Write the entries below out again exactly; any picture in them stays out.
** start RECORDED INFORMATION **
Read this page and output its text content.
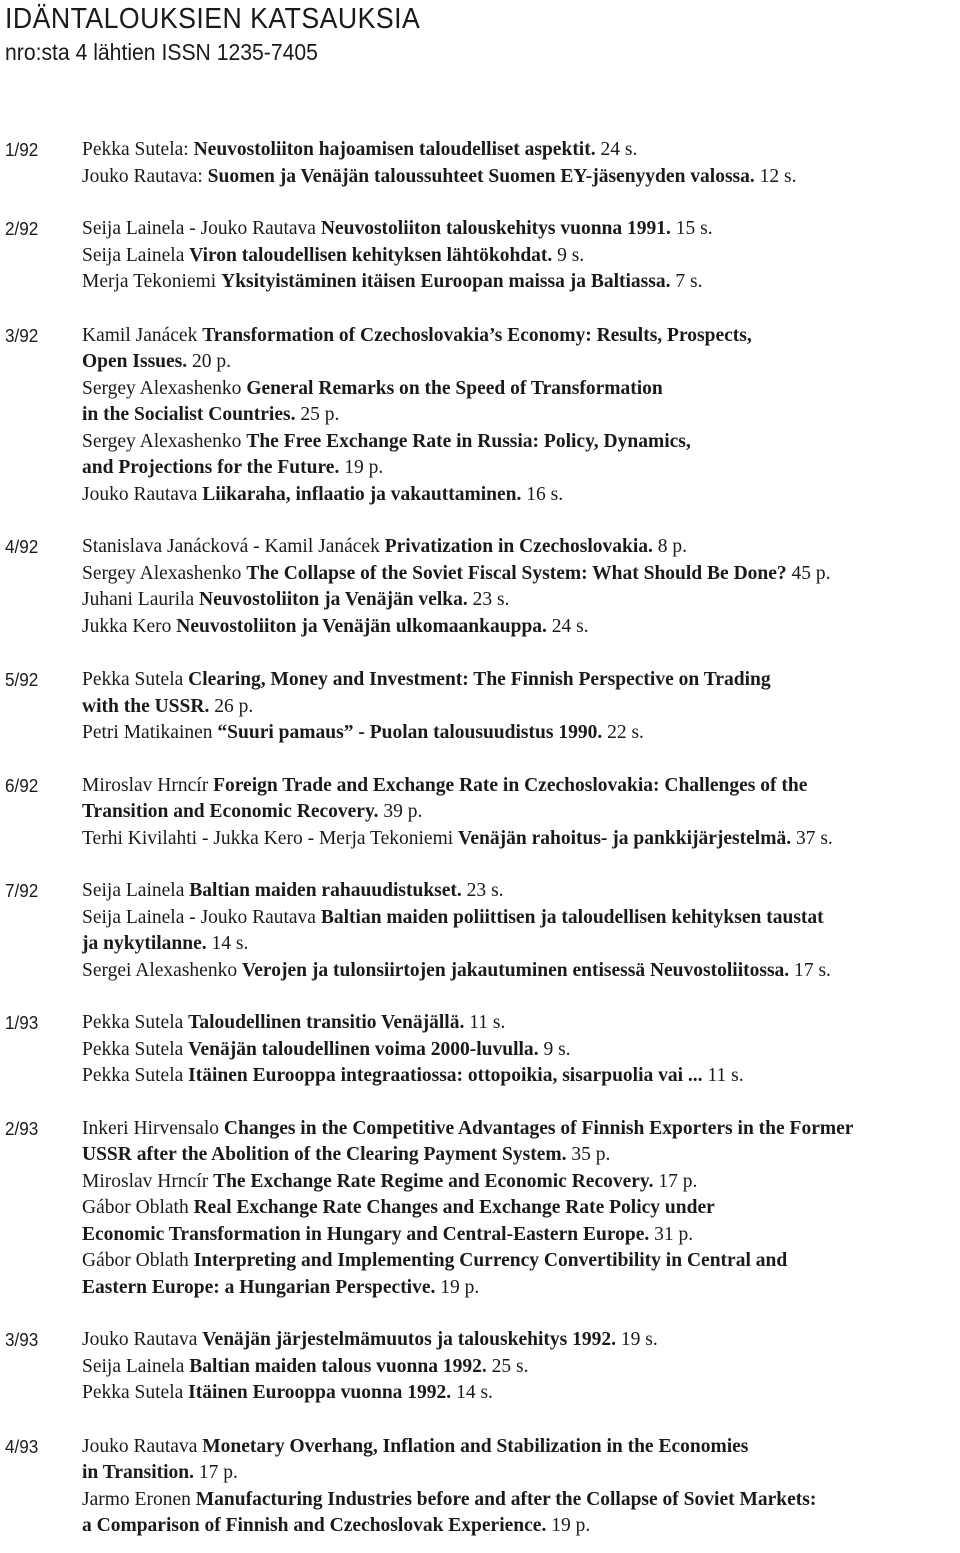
IDÄNTALOUKSIEN KATSAUKSIA
nro:sta 4 lähtien ISSN 1235-7405
1/92 Pekka Sutela: Neuvostoliiton hajoamisen taloudelliset aspektit. 24 s.
Jouko Rautava: Suomen ja Venäjän taloussuhteet Suomen EY-jäsenyyden valossa. 12 s.
2/92 Seija Lainela - Jouko Rautava Neuvostoliiton talouskehitys vuonna 1991. 15 s.
Seija Lainela Viron taloudellisen kehityksen lähtökohdat. 9 s.
Merja Tekoniemi Yksityistäminen itäisen Euroopan maissa ja Baltiassa. 7 s.
3/92 Kamil Janácek Transformation of Czechoslovakia’s Economy: Results, Prospects,
Open Issues. 20 p.
Sergey Alexashenko General Remarks on the Speed of Transformation
in the Socialist Countries. 25 p.
Sergey Alexashenko The Free Exchange Rate in Russia: Policy, Dynamics,
and Projections for the Future. 19 p.
Jouko Rautava Liikaraha, inflaatio ja vakauttaminen. 16 s.
4/92 Stanislava Janácková - Kamil Janácek Privatization in Czechoslovakia. 8 p.
Sergey Alexashenko The Collapse of the Soviet Fiscal System: What Should Be Done? 45 p.
Juhani Laurila Neuvostoliiton ja Venäjän velka. 23 s.
Jukka Kero Neuvostoliiton ja Venäjän ulkomaankauppa. 24 s.
5/92 Pekka Sutela Clearing, Money and Investment: The Finnish Perspective on Trading
with the USSR. 26 p.
Petri Matikainen “Suuri pamaus” - Puolan talousuudistus 1990. 22 s.
6/92 Miroslav Hrncír Foreign Trade and Exchange Rate in Czechoslovakia: Challenges of the
Transition and Economic Recovery. 39 p.
Terhi Kivilahti - Jukka Kero - Merja Tekoniemi Venäjän rahoitus- ja pankkijärjestelmä. 37 s.
7/92 Seija Lainela Baltian maiden rahauudistukset. 23 s.
Seija Lainela - Jouko Rautava Baltian maiden poliittisen ja taloudellisen kehityksen taustat
ja nykytilanne. 14 s.
Sergei Alexashenko Verojen ja tulonsiirtojen jakautuminen entisessä Neuvostoliitossa. 17 s.
1/93 Pekka Sutela Taloudellinen transitio Venäjällä. 11 s.
Pekka Sutela Venäjän taloudellinen voima 2000-luvulla. 9 s.
Pekka Sutela Itäinen Eurooppa integraatiossa: ottopoikia, sisarpuolia vai ... 11 s.
2/93 Inkeri Hirvensalo Changes in the Competitive Advantages of Finnish Exporters in the Former
USSR after the Abolition of the Clearing Payment System. 35 p.
Miroslav Hrncír The Exchange Rate Regime and Economic Recovery. 17 p.
Gábor Oblath Real Exchange Rate Changes and Exchange Rate Policy under
Economic Transformation in Hungary and Central-Eastern Europe. 31 p.
Gábor Oblath Interpreting and Implementing Currency Convertibility in Central and
Eastern Europe: a Hungarian Perspective. 19 p.
3/93 Jouko Rautava Venäjän järjestelmämuutos ja talouskehitys 1992. 19 s.
Seija Lainela Baltian maiden talous vuonna 1992. 25 s.
Pekka Sutela Itäinen Eurooppa vuonna 1992. 14 s.
4/93 Jouko Rautava Monetary Overhang, Inflation and Stabilization in the Economies
in Transition. 17 p.
Jarmo Eronen Manufacturing Industries before and after the Collapse of Soviet Markets:
a Comparison of Finnish and Czechoslovak Experience. 19 p.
** end RECORDED INFORMATION **
* **TASK RESULT**:
Read this page and output its text content.
IDÄNTALOUKSIEN KATSAUKSIA
nro:sta 4 lähtien ISSN 1235-7405
1/92 Pekka Sutela: Neuvostoliiton hajoamisen taloudelliset aspektit. 24 s.
Jouko Rautava: Suomen ja Venäjän taloussuhteet Suomen EY-jäsenyyden valossa. 12 s.
2/92 Seija Lainela - Jouko Rautava Neuvostoliiton talouskehitys vuonna 1991. 15 s.
Seija Lainela Viron taloudellisen kehityksen lähtökohdat. 9 s.
Merja Tekoniemi Yksityistäminen itäisen Euroopan maissa ja Baltiassa. 7 s.
3/92 Kamil Janácek Transformation of Czechoslovakia’s Economy: Results, Prospects,
Open Issues. 20 p.
Sergey Alexashenko General Remarks on the Speed of Transformation
in the Socialist Countries. 25 p.
Sergey Alexashenko The Free Exchange Rate in Russia: Policy, Dynamics,
and Projections for the Future. 19 p.
Jouko Rautava Liikaraha, inflaatio ja vakauttaminen. 16 s.
4/92 Stanislava Janácková - Kamil Janácek Privatization in Czechoslovakia. 8 p.
Sergey Alexashenko The Collapse of the Soviet Fiscal System: What Should Be Done? 45 p.
Juhani Laurila Neuvostoliiton ja Venäjän velka. 23 s.
Jukka Kero Neuvostoliiton ja Venäjän ulkomaankauppa. 24 s.
5/92 Pekka Sutela Clearing, Money and Investment: The Finnish Perspective on Trading
with the USSR. 26 p.
Petri Matikainen “Suuri pamaus” - Puolan talousuudistus 1990. 22 s.
6/92 Miroslav Hrncír Foreign Trade and Exchange Rate in Czechoslovakia: Challenges of the
Transition and Economic Recovery. 39 p.
Terhi Kivilahti - Jukka Kero - Merja Tekoniemi Venäjän rahoitus- ja pankkijärjestelmä. 37 s.
7/92 Seija Lainela Baltian maiden rahauudistukset. 23 s.
Seija Lainela - Jouko Rautava Baltian maiden poliittisen ja taloudellisen kehityksen taustat
ja nykytilanne. 14 s.
Sergei Alexashenko Verojen ja tulonsiirtojen jakautuminen entisessä Neuvostoliitossa. 17 s.
1/93 Pekka Sutela Taloudellinen transitio Venäjällä. 11 s.
Pekka Sutela Venäjän taloudellinen voima 2000-luvulla. 9 s.
Pekka Sutela Itäinen Eurooppa integraatiossa: ottopoikia, sisarpuolia vai ... 11 s.
2/93 Inkeri Hirvensalo Changes in the Competitive Advantages of Finnish Exporters in the Former
USSR after the Abolition of the Clearing Payment System. 35 p.
Miroslav Hrncír The Exchange Rate Regime and Economic Recovery. 17 p.
Gábor Oblath Real Exchange Rate Changes and Exchange Rate Policy under
Economic Transformation in Hungary and Central-Eastern Europe. 31 p.
Gábor Oblath Interpreting and Implementing Currency Convertibility in Central and
Eastern Europe: a Hungarian Perspective. 19 p.
3/93 Jouko Rautava Venäjän järjestelmämuutos ja talouskehitys 1992. 19 s.
Seija Lainela Baltian maiden talous vuonna 1992. 25 s.
Pekka Sutela Itäinen Eurooppa vuonna 1992. 14 s.
4/93 Jouko Rautava Monetary Overhang, Inflation and Stabilization in the Economies
in Transition. 17 p.
Jarmo Eronen Manufacturing Industries before and after the Collapse of Soviet Markets:
a Comparison of Finnish and Czechoslovak Experience. 19 p.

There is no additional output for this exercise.